INSTRUCTION → Lines holding the string "резания" are the ones to copy from this listing.

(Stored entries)
---

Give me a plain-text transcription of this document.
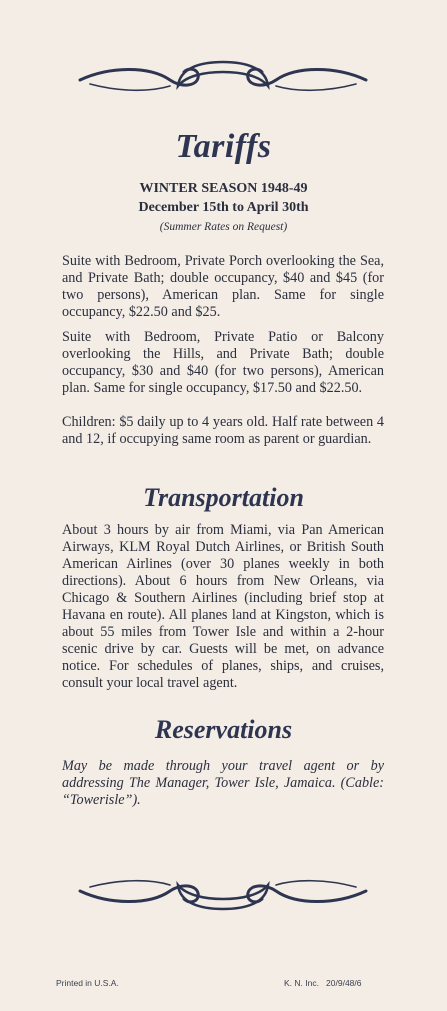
Tariffs
WINTER SEASON 1948-49
December 15th to April 30th
(Summer Rates on Request)
Suite with Bedroom, Private Porch overlooking the Sea, and Private Bath; double occupancy, $40 and $45 (for two persons), American plan. Same for single occupancy, $22.50 and $25.
Suite with Bedroom, Private Patio or Balcony overlooking the Hills, and Private Bath; double occupancy, $30 and $40 (for two persons), American plan. Same for single occupancy, $17.50 and $22.50.
Children: $5 daily up to 4 years old. Half rate between 4 and 12, if occupying same room as parent or guardian.
Transportation
About 3 hours by air from Miami, via Pan American Airways, KLM Royal Dutch Airlines, or British South American Airlines (over 30 planes weekly in both directions). About 6 hours from New Orleans, via Chicago & Southern Airlines (including brief stop at Havana en route). All planes land at Kingston, which is about 55 miles from Tower Isle and within a 2-hour scenic drive by car. Guests will be met, on advance notice. For schedules of planes, ships, and cruises, consult your local travel agent.
Reservations
May be made through your travel agent or by addressing The Manager, Tower Isle, Jamaica. (Cable: “Towerisle”).
Printed in U.S.A.	K. N. Inc.   20/9/48/6
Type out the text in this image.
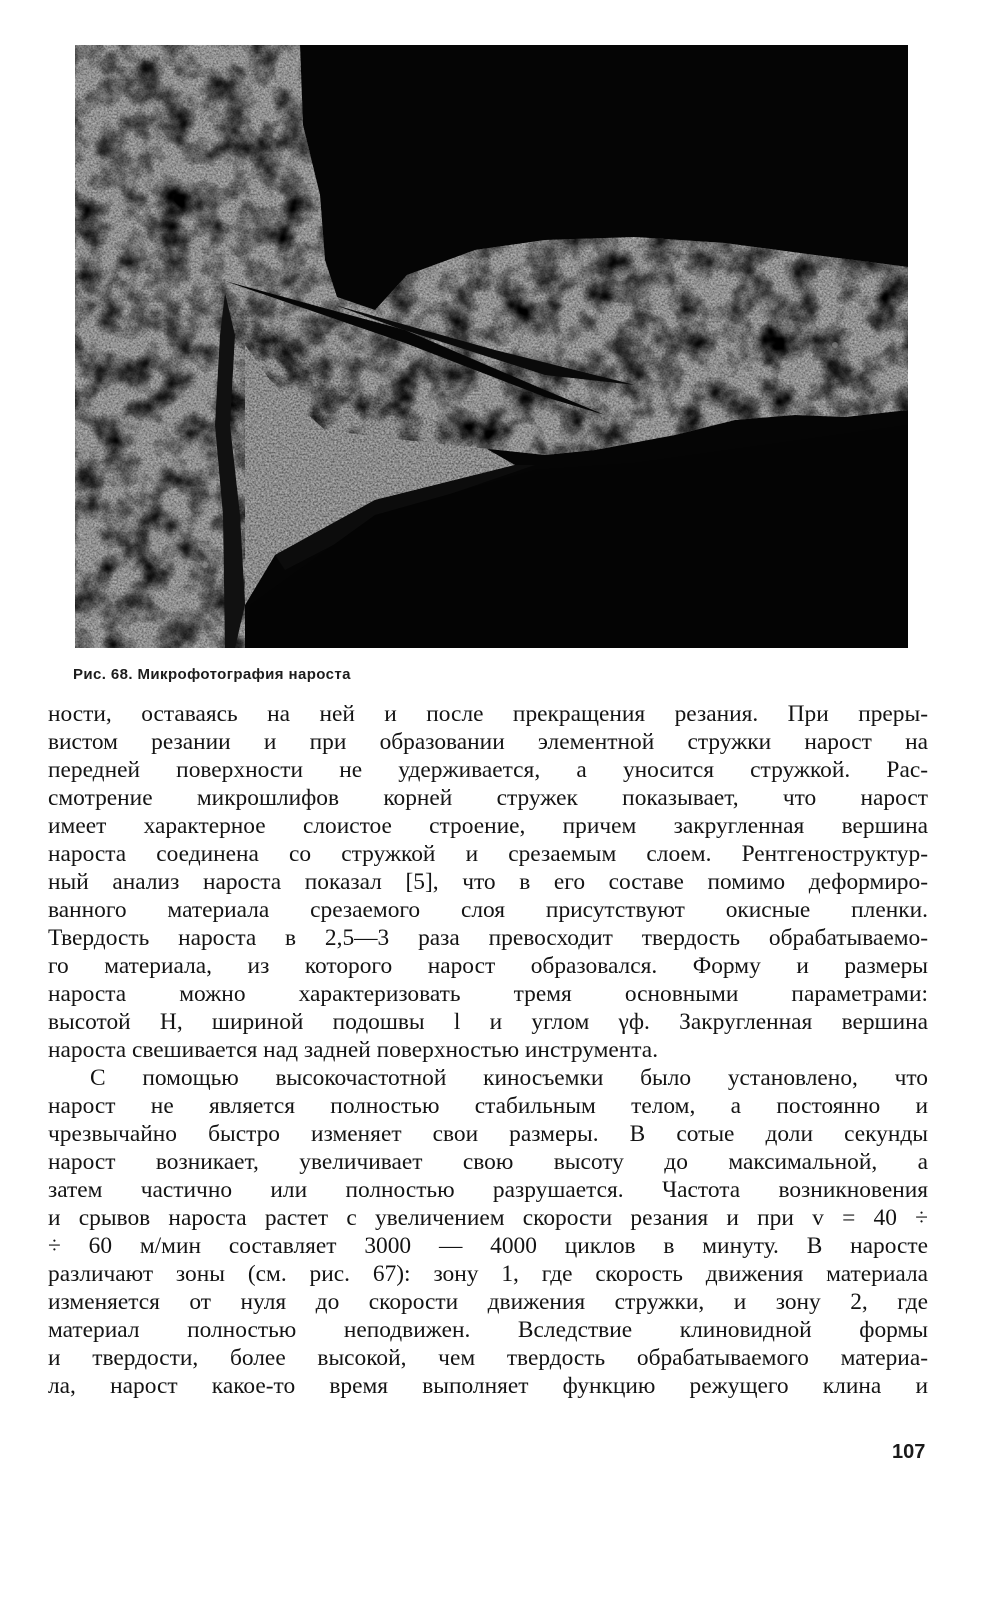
Рис. 68. Микрофотография нароста
ности, оставаясь на ней и после прекращения резания. При преры-
вистом резании и при образовании элементной стружки нарост на
передней поверхности не удерживается, а уносится стружкой. Рас-
смотрение микрошлифов корней стружек показывает, что нарост
имеет характерное слоистое строение, причем закругленная вершина
нароста соединена со стружкой и срезаемым слоем. Рентгеноструктур-
ный анализ нароста показал [5], что в его составе помимо деформиро-
ванного материала срезаемого слоя присутствуют окисные пленки.
Твердость нароста в 2,5—3 раза превосходит твердость обрабатываемо-
го материала, из которого нарост образовался. Форму и размеры
нароста можно характеризовать тремя основными параметрами:
высотой H, шириной подошвы l и углом γф. Закругленная вершина
нароста свешивается над задней поверхностью инструмента.
С помощью высокочастотной киносъемки было установлено, что
нарост не является полностью стабильным телом, а постоянно и
чрезвычайно быстро изменяет свои размеры. В сотые доли секунды
нарост возникает, увеличивает свою высоту до максимальной, а
затем частично или полностью разрушается. Частота возникновения
и срывов нароста растет с увеличением скорости резания и при v = 40 ÷
÷ 60 м/мин составляет 3000 — 4000 циклов в минуту. В наросте
различают зоны (см. рис. 67): зону 1, где скорость движения материала
изменяется от нуля до скорости движения стружки, и зону 2, где
материал полностью неподвижен. Вследствие клиновидной формы
и твердости, более высокой, чем твердость обрабатываемого материа-
ла, нарост какое-то время выполняет функцию режущего клина и
107
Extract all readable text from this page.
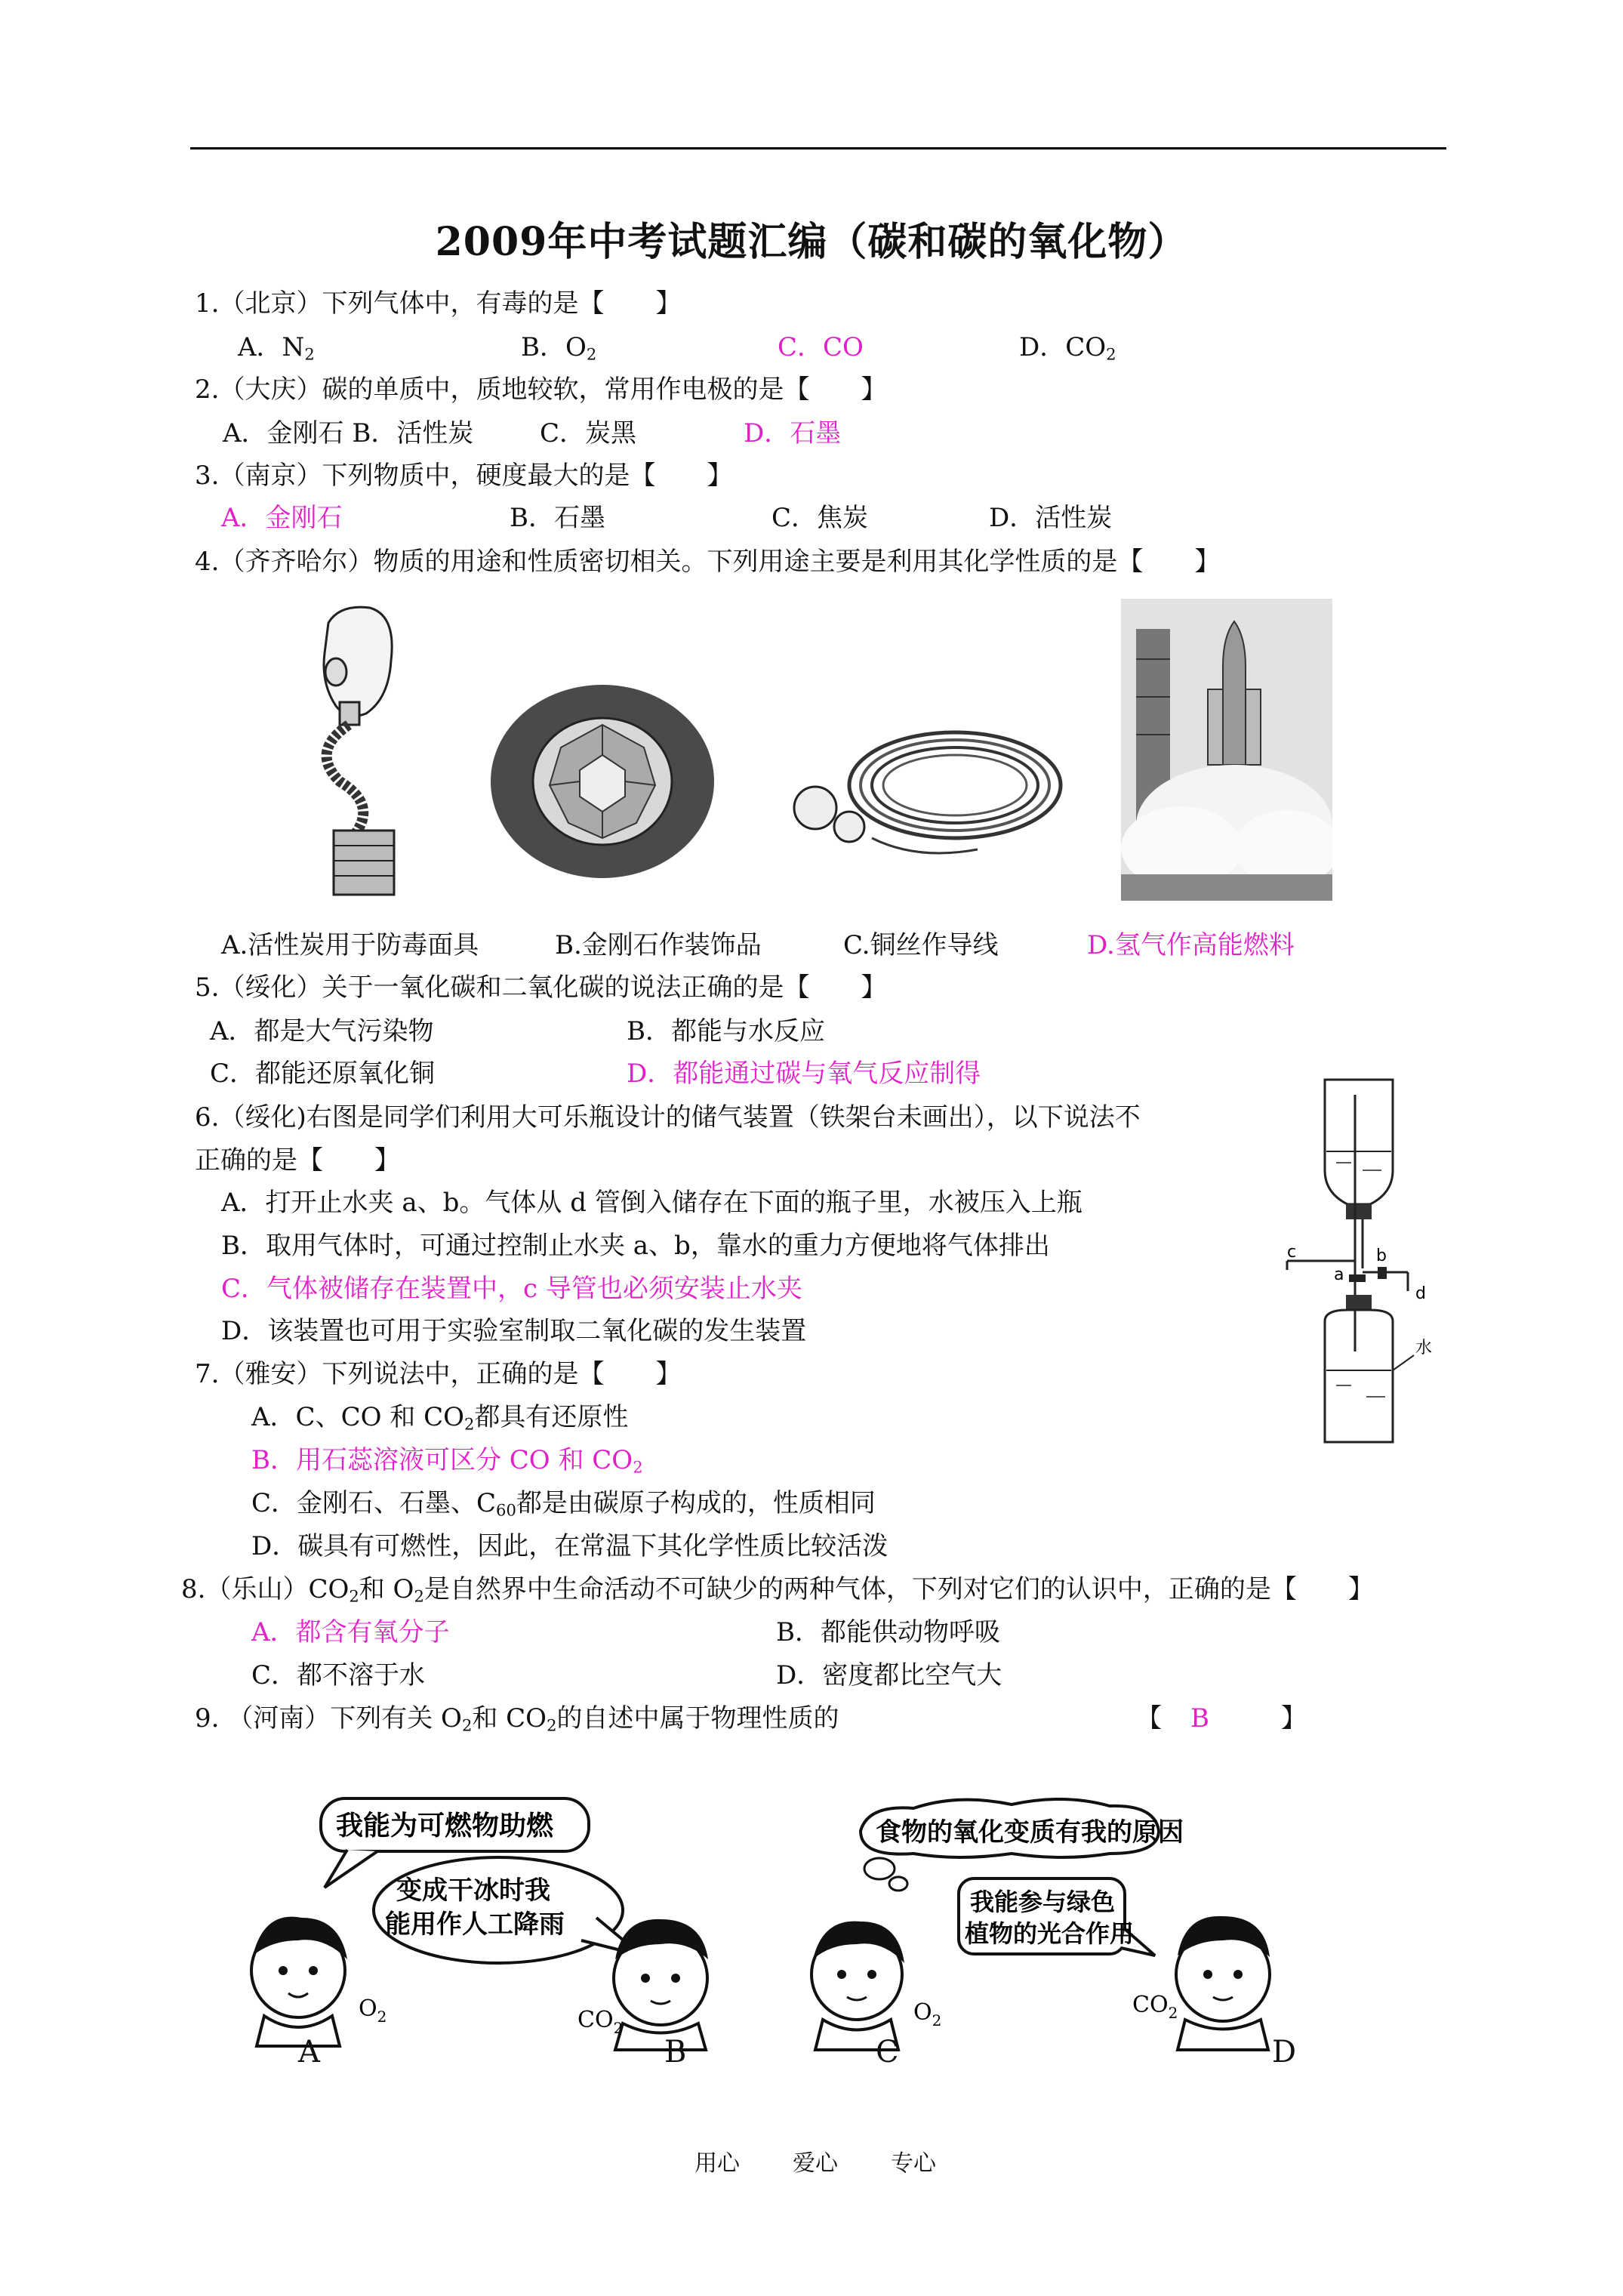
2009年中考试题汇编（碳和碳的氧化物）
1.（北京）下列气体中，有毒的是【　　】
A．$N_2$	B．$O_2$	C．CO	D．$CO_2$
2.（大庆）碳的单质中，质地较软，常用作电极的是【　　】
A．金刚石 B．活性炭	C．炭黑	D．石墨
3.（南京）下列物质中，硬度最大的是【　　】
A．金刚石	B．石墨	C．焦炭	D．活性炭
4.（齐齐哈尔）物质的用途和性质密切相关。下列用途主要是利用其化学性质的是【　　】
A.活性炭用于防毒面具	B.金刚石作装饰品	C.铜丝作导线	D.氢气作高能燃料
5.（绥化）关于一氧化碳和二氧化碳的说法正确的是【　　】
A．都是大气污染物	B．都能与水反应
C．都能还原氧化铜	D．都能通过碳与氧气反应制得
6.（绥化)右图是同学们利用大可乐瓶设计的储气装置（铁架台未画出），以下说法不
正确的是【　　】
A．打开止水夹 a、b。气体从 d 管倒入储存在下面的瓶子里，水被压入上瓶
B．取用气体时，可通过控制止水夹 a、b，靠水的重力方便地将气体排出
C．气体被储存在装置中，c 导管也必须安装止水夹
D．该装置也可用于实验室制取二氧化碳的发生装置
c
a
b
d
水
7.（雅安）下列说法中，正确的是【　　】
A．C、CO 和 $CO_2$都具有还原性
B．用石蕊溶液可区分 CO 和 $CO_2$
C．金刚石、石墨、$C_{60}$都是由碳原子构成的，性质相同
D．碳具有可燃性，因此，在常温下其化学性质比较活泼
8.（乐山）$CO_2$和 $O_2$是自然界中生命活动不可缺少的两种气体，下列对它们的认识中，正确的是【　　】
A．都含有氧分子	B．都能供动物呼吸
C．都不溶于水	D．密度都比空气大
9. （河南）下列有关 $O_2$和 $CO_2$的自述中属于物理性质的	【 B	】
我能为可燃物助燃
变成干冰时我
能用作人工降雨
$O_2$	$CO_2$
食物的氧化变质有我的原因
我能参与绿色
植物的光合作用
$O_2$
$CO_2$
A	B	C	D
用心 爱心 专心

---

EXERCISE RESPONSE →
ности, оставаясь на ней и после прекращения резания. При преры-
и срывов нароста растет с увеличением скорости резания и при v = 40 ÷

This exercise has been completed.